## Supplied data
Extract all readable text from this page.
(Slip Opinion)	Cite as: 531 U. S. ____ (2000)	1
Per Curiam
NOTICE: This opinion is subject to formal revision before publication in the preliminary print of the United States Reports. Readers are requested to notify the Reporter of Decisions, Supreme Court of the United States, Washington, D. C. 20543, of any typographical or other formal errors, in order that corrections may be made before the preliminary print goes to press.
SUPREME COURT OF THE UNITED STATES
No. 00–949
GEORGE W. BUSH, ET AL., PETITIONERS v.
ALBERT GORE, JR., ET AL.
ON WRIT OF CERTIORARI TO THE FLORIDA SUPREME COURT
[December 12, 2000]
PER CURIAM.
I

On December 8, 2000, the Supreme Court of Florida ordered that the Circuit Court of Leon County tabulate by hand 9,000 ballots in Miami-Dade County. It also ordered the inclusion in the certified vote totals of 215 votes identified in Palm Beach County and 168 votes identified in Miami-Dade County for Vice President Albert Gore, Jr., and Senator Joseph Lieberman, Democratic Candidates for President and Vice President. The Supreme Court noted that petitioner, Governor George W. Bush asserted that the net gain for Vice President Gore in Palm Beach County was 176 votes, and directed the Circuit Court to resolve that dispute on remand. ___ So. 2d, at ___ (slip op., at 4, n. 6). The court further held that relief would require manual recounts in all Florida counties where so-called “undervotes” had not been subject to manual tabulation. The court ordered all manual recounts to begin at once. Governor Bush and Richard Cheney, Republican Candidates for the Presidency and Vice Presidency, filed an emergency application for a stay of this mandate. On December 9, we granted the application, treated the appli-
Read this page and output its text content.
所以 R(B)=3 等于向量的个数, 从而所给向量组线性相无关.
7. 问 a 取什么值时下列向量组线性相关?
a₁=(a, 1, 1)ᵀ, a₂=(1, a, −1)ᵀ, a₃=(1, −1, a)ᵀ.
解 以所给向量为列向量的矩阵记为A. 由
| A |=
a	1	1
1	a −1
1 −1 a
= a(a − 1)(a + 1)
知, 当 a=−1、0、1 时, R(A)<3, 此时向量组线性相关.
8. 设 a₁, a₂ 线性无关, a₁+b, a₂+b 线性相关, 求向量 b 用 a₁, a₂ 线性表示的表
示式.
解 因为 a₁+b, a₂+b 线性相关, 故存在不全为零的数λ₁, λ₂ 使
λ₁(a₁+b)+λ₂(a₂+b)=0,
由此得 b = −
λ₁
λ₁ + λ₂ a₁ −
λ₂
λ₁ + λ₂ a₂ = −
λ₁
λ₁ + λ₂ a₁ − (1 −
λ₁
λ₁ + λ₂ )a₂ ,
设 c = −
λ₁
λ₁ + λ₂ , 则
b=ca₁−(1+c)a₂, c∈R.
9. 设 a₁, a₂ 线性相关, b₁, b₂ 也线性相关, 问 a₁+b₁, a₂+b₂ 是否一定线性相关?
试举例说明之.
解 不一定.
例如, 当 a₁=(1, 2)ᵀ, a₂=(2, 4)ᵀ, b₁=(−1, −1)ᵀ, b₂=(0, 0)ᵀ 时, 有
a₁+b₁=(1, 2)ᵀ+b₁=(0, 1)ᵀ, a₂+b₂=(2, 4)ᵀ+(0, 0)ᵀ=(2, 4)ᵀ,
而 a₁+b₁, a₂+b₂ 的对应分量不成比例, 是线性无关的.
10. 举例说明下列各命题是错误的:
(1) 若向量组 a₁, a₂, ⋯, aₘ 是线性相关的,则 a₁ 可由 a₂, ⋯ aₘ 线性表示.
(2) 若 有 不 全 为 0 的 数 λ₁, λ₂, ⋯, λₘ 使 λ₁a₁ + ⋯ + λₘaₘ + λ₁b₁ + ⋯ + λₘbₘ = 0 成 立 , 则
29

## Exercise details
Would you restate each of the entries word for word?

## Response to the task
Extract all readable text from this page.
(Slip Opinion)	Cite as: 531 U. S. ____ (2000)	1
Per Curiam
NOTICE: This opinion is subject to formal revision before publication in the preliminary print of the United States Reports. Readers are requested to notify the Reporter of Decisions, Supreme Court of the United States, Washington, D. C. 20543, of any typographical or other formal errors, in order that corrections may be made before the preliminary print goes to press.
SUPREME COURT OF THE UNITED STATES
No. 00–949
GEORGE W. BUSH, ET AL., PETITIONERS v.
ALBERT GORE, JR., ET AL.
ON WRIT OF CERTIORARI TO THE FLORIDA SUPREME COURT
[December 12, 2000]
PER CURIAM.
I

On December 8, 2000, the Supreme Court of Florida ordered that the Circuit Court of Leon County tabulate by hand 9,000 ballots in Miami-Dade County. It also ordered the inclusion in the certified vote totals of 215 votes identified in Palm Beach County and 168 votes identified in Miami-Dade County for Vice President Albert Gore, Jr., and Senator Joseph Lieberman, Democratic Candidates for President and Vice President. The Supreme Court noted that petitioner, Governor George W. Bush asserted that the net gain for Vice President Gore in Palm Beach County was 176 votes, and directed the Circuit Court to resolve that dispute on remand. ___ So. 2d, at ___ (slip op., at 4, n. 6). The court further held that relief would require manual recounts in all Florida counties where so-called “undervotes” had not been subject to manual tabulation. The court ordered all manual recounts to begin at once. Governor Bush and Richard Cheney, Republican Candidates for the Presidency and Vice Presidency, filed an emergency application for a stay of this mandate. On December 9, we granted the application, treated the appli-
Read this page and output its text content.
所以 R(B)=3 等于向量的个数, 从而所给向量组线性相无关.
7. 问 a 取什么值时下列向量组线性相关?
a₁=(a, 1, 1)ᵀ, a₂=(1, a, −1)ᵀ, a₃=(1, −1, a)ᵀ.
解 以所给向量为列向量的矩阵记为A. 由
| A |=
a	1	1
1	a −1
1 −1 a
= a(a − 1)(a + 1)
知, 当 a=−1、0、1 时, R(A)<3, 此时向量组线性相关.
8. 设 a₁, a₂ 线性无关, a₁+b, a₂+b 线性相关, 求向量 b 用 a₁, a₂ 线性表示的表
示式.
解 因为 a₁+b, a₂+b 线性相关, 故存在不全为零的数λ₁, λ₂ 使
λ₁(a₁+b)+λ₂(a₂+b)=0,
由此得 b = −
λ₁
λ₁ + λ₂ a₁ −
λ₂
λ₁ + λ₂ a₂ = −
λ₁
λ₁ + λ₂ a₁ − (1 −
λ₁
λ₁ + λ₂ )a₂ ,
设 c = −
λ₁
λ₁ + λ₂ , 则
b=ca₁−(1+c)a₂, c∈R.
9. 设 a₁, a₂ 线性相关, b₁, b₂ 也线性相关, 问 a₁+b₁, a₂+b₂ 是否一定线性相关?
试举例说明之.
解 不一定.
例如, 当 a₁=(1, 2)ᵀ, a₂=(2, 4)ᵀ, b₁=(−1, −1)ᵀ, b₂=(0, 0)ᵀ 时, 有
a₁+b₁=(1, 2)ᵀ+b₁=(0, 1)ᵀ, a₂+b₂=(2, 4)ᵀ+(0, 0)ᵀ=(2, 4)ᵀ,
而 a₁+b₁, a₂+b₂ 的对应分量不成比例, 是线性无关的.
10. 举例说明下列各命题是错误的:
(1) 若向量组 a₁, a₂, ⋯, aₘ 是线性相关的,则 a₁ 可由 a₂, ⋯ aₘ 线性表示.
(2) 若 有 不 全 为 0 的 数 λ₁, λ₂, ⋯, λₘ 使 λ₁a₁ + ⋯ + λₘaₘ + λ₁b₁ + ⋯ + λₘbₘ = 0 成 立 , 则
29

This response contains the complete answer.